THE TASK - Return the entries below in their exact form, leaving the pictures out.

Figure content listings
---*---
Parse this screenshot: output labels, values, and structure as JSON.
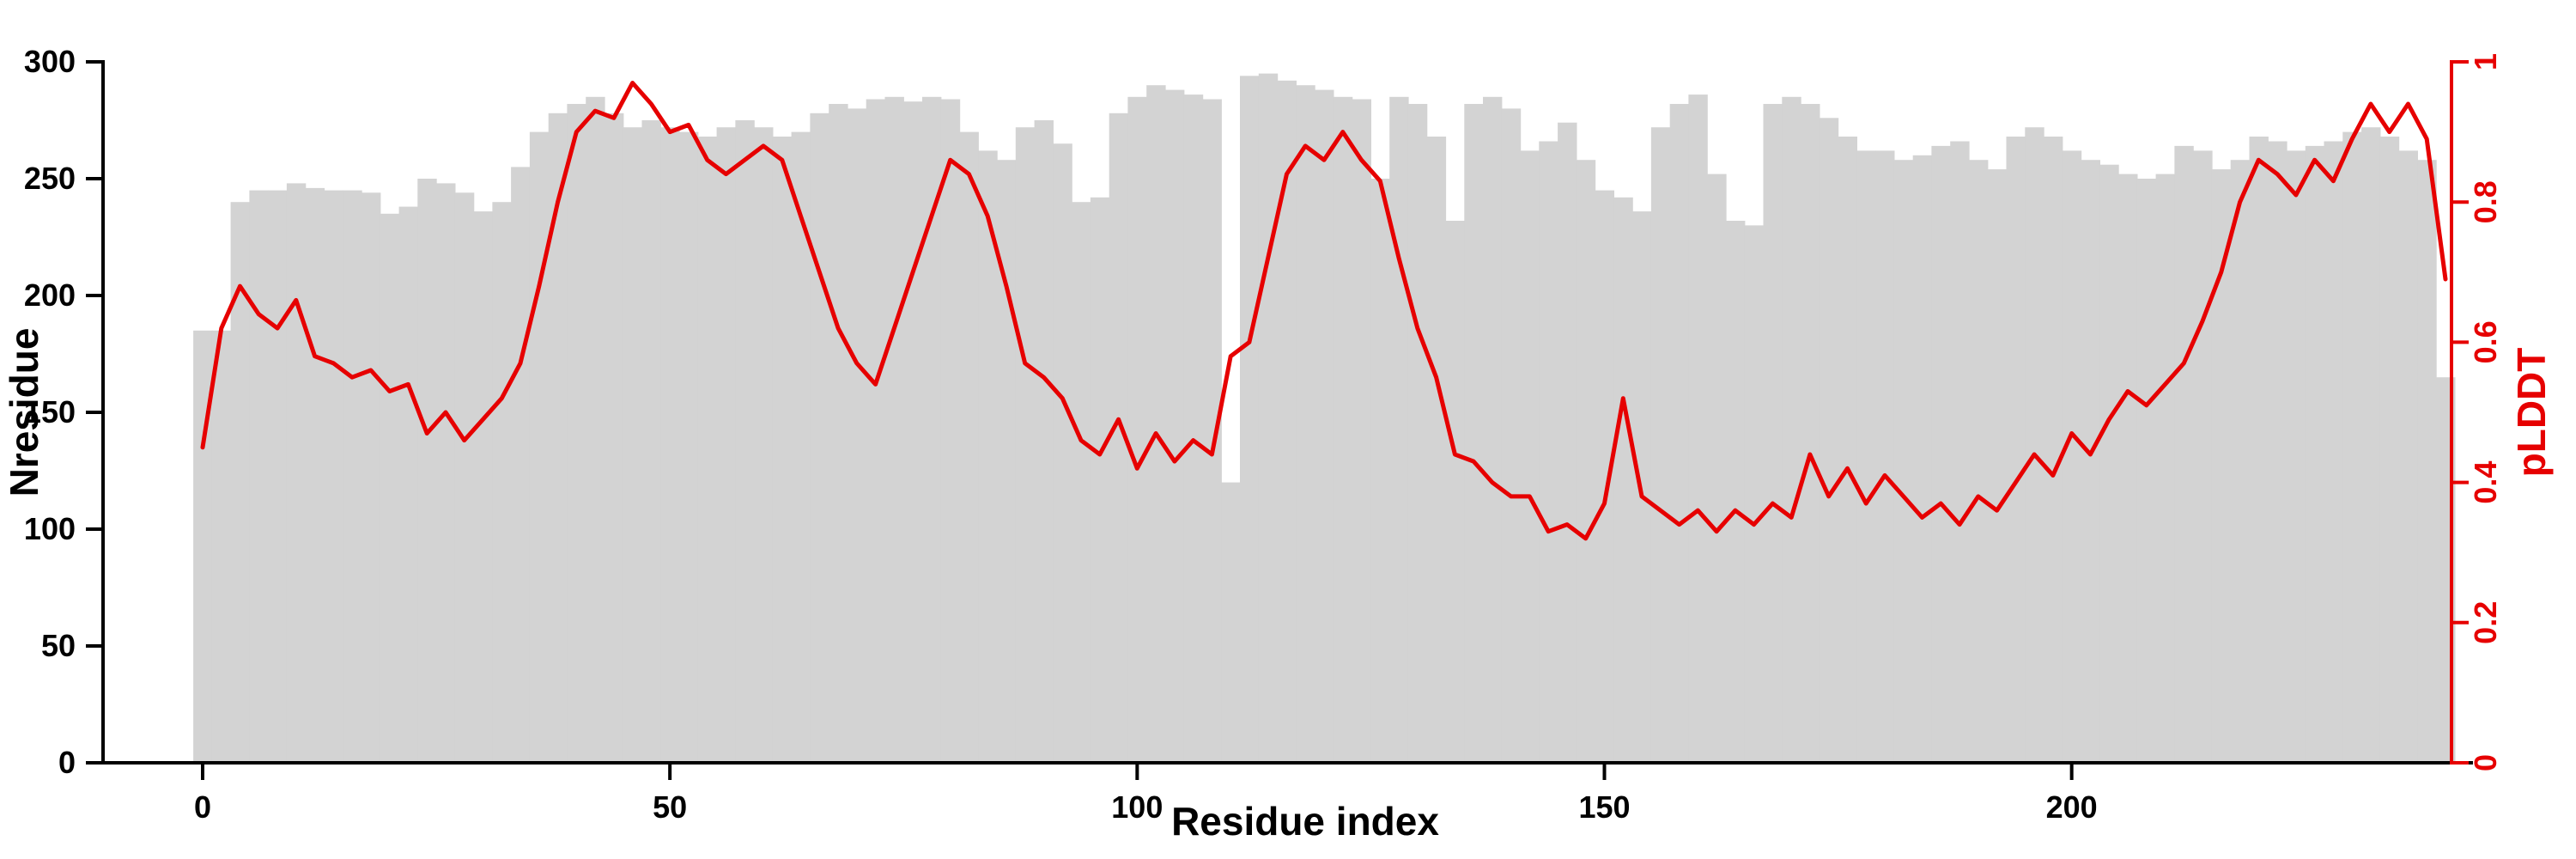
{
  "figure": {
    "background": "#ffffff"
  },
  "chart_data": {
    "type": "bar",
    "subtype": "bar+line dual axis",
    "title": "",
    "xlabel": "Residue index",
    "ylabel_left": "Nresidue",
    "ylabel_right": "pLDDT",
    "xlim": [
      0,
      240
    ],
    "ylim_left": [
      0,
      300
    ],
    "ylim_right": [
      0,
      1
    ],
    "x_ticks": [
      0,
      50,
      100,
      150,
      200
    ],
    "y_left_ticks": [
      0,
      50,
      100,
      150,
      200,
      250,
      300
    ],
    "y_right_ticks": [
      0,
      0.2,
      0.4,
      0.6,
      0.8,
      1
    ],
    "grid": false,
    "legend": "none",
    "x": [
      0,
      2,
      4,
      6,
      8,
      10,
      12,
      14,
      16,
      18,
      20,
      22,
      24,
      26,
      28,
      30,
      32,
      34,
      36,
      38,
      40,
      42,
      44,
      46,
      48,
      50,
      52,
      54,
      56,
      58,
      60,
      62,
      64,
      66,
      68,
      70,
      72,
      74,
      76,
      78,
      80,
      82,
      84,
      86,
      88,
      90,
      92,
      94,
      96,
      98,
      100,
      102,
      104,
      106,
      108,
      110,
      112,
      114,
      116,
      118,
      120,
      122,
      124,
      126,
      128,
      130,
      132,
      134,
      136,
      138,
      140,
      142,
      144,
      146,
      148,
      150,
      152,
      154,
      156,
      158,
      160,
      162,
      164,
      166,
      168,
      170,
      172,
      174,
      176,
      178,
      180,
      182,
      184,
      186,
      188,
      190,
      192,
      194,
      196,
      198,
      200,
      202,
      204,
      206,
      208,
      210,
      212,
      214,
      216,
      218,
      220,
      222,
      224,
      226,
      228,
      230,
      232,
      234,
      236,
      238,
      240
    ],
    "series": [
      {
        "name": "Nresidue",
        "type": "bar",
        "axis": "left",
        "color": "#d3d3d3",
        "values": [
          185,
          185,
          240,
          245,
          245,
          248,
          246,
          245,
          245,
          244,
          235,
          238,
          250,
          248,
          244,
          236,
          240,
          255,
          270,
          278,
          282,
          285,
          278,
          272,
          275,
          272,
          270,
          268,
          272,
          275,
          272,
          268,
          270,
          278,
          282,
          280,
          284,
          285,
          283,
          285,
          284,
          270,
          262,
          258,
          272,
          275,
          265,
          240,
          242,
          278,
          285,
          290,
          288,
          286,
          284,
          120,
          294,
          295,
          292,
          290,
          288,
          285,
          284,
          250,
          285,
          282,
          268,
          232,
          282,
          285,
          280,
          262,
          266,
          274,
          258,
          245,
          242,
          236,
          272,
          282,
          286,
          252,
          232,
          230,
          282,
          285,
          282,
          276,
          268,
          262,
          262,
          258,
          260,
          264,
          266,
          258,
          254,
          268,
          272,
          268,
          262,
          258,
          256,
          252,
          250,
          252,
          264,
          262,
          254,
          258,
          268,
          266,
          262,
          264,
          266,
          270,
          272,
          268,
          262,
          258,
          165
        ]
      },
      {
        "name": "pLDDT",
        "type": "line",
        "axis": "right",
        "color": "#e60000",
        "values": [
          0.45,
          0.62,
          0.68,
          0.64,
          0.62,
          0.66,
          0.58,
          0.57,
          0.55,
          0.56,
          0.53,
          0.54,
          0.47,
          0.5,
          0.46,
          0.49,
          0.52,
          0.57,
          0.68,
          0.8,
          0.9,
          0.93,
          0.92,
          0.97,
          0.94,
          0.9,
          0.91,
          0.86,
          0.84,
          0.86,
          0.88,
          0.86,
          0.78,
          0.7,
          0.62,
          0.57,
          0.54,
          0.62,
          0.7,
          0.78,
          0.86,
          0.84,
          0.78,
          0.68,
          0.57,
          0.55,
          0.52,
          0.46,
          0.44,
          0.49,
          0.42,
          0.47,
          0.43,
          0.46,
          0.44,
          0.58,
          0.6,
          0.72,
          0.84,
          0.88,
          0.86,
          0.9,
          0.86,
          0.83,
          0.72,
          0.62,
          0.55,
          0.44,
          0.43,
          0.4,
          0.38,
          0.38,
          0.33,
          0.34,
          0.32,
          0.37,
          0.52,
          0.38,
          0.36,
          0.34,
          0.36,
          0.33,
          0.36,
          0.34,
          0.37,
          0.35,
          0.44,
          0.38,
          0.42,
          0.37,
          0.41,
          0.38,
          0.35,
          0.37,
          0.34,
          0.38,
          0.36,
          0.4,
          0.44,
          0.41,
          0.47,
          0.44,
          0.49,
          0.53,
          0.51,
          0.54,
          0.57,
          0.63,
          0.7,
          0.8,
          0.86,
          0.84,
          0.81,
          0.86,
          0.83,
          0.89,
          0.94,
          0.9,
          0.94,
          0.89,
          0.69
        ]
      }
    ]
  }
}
---*---
SOLUTION TO THE EXERCISE -
Parse this screenshot: output labels, values, and structure as JSON.
{
  "figure": {
    "background": "#ffffff"
  },
  "chart_data": {
    "type": "bar",
    "subtype": "bar+line dual axis",
    "title": "",
    "xlabel": "Residue index",
    "ylabel_left": "Nresidue",
    "ylabel_right": "pLDDT",
    "xlim": [
      0,
      240
    ],
    "ylim_left": [
      0,
      300
    ],
    "ylim_right": [
      0,
      1
    ],
    "x_ticks": [
      0,
      50,
      100,
      150,
      200
    ],
    "y_left_ticks": [
      0,
      50,
      100,
      150,
      200,
      250,
      300
    ],
    "y_right_ticks": [
      0,
      0.2,
      0.4,
      0.6,
      0.8,
      1
    ],
    "grid": false,
    "legend": "none",
    "x": [
      0,
      2,
      4,
      6,
      8,
      10,
      12,
      14,
      16,
      18,
      20,
      22,
      24,
      26,
      28,
      30,
      32,
      34,
      36,
      38,
      40,
      42,
      44,
      46,
      48,
      50,
      52,
      54,
      56,
      58,
      60,
      62,
      64,
      66,
      68,
      70,
      72,
      74,
      76,
      78,
      80,
      82,
      84,
      86,
      88,
      90,
      92,
      94,
      96,
      98,
      100,
      102,
      104,
      106,
      108,
      110,
      112,
      114,
      116,
      118,
      120,
      122,
      124,
      126,
      128,
      130,
      132,
      134,
      136,
      138,
      140,
      142,
      144,
      146,
      148,
      150,
      152,
      154,
      156,
      158,
      160,
      162,
      164,
      166,
      168,
      170,
      172,
      174,
      176,
      178,
      180,
      182,
      184,
      186,
      188,
      190,
      192,
      194,
      196,
      198,
      200,
      202,
      204,
      206,
      208,
      210,
      212,
      214,
      216,
      218,
      220,
      222,
      224,
      226,
      228,
      230,
      232,
      234,
      236,
      238,
      240
    ],
    "series": [
      {
        "name": "Nresidue",
        "type": "bar",
        "axis": "left",
        "color": "#d3d3d3",
        "values": [
          185,
          185,
          240,
          245,
          245,
          248,
          246,
          245,
          245,
          244,
          235,
          238,
          250,
          248,
          244,
          236,
          240,
          255,
          270,
          278,
          282,
          285,
          278,
          272,
          275,
          272,
          270,
          268,
          272,
          275,
          272,
          268,
          270,
          278,
          282,
          280,
          284,
          285,
          283,
          285,
          284,
          270,
          262,
          258,
          272,
          275,
          265,
          240,
          242,
          278,
          285,
          290,
          288,
          286,
          284,
          120,
          294,
          295,
          292,
          290,
          288,
          285,
          284,
          250,
          285,
          282,
          268,
          232,
          282,
          285,
          280,
          262,
          266,
          274,
          258,
          245,
          242,
          236,
          272,
          282,
          286,
          252,
          232,
          230,
          282,
          285,
          282,
          276,
          268,
          262,
          262,
          258,
          260,
          264,
          266,
          258,
          254,
          268,
          272,
          268,
          262,
          258,
          256,
          252,
          250,
          252,
          264,
          262,
          254,
          258,
          268,
          266,
          262,
          264,
          266,
          270,
          272,
          268,
          262,
          258,
          165
        ]
      },
      {
        "name": "pLDDT",
        "type": "line",
        "axis": "right",
        "color": "#e60000",
        "values": [
          0.45,
          0.62,
          0.68,
          0.64,
          0.62,
          0.66,
          0.58,
          0.57,
          0.55,
          0.56,
          0.53,
          0.54,
          0.47,
          0.5,
          0.46,
          0.49,
          0.52,
          0.57,
          0.68,
          0.8,
          0.9,
          0.93,
          0.92,
          0.97,
          0.94,
          0.9,
          0.91,
          0.86,
          0.84,
          0.86,
          0.88,
          0.86,
          0.78,
          0.7,
          0.62,
          0.57,
          0.54,
          0.62,
          0.7,
          0.78,
          0.86,
          0.84,
          0.78,
          0.68,
          0.57,
          0.55,
          0.52,
          0.46,
          0.44,
          0.49,
          0.42,
          0.47,
          0.43,
          0.46,
          0.44,
          0.58,
          0.6,
          0.72,
          0.84,
          0.88,
          0.86,
          0.9,
          0.86,
          0.83,
          0.72,
          0.62,
          0.55,
          0.44,
          0.43,
          0.4,
          0.38,
          0.38,
          0.33,
          0.34,
          0.32,
          0.37,
          0.52,
          0.38,
          0.36,
          0.34,
          0.36,
          0.33,
          0.36,
          0.34,
          0.37,
          0.35,
          0.44,
          0.38,
          0.42,
          0.37,
          0.41,
          0.38,
          0.35,
          0.37,
          0.34,
          0.38,
          0.36,
          0.4,
          0.44,
          0.41,
          0.47,
          0.44,
          0.49,
          0.53,
          0.51,
          0.54,
          0.57,
          0.63,
          0.7,
          0.8,
          0.86,
          0.84,
          0.81,
          0.86,
          0.83,
          0.89,
          0.94,
          0.9,
          0.94,
          0.89,
          0.69
        ]
      }
    ]
  }
}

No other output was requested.